DATASET CONTENT:

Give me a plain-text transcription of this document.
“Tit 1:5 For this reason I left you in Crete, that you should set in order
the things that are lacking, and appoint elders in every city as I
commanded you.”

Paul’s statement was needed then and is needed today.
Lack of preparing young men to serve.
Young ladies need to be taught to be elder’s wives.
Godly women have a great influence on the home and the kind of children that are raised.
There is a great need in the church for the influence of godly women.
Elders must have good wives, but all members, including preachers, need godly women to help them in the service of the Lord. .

STATED PROBLEM:
Quote every entry exactly.

WORKED SOLUTION:
Give me a plain-text transcription of this document.
“Tit 1:5 For this reason I left you in Crete, that you should set in order
the things that are lacking, and appoint elders in every city as I
commanded you.”

Paul’s statement was needed then and is needed today.
Lack of preparing young men to serve.
Young ladies need to be taught to be elder’s wives.
Godly women have a great influence on the home and the kind of children that are raised.
There is a great need in the church for the influence of godly women.
Elders must have good wives, but all members, including preachers, need godly women to help them in the service of the Lord. .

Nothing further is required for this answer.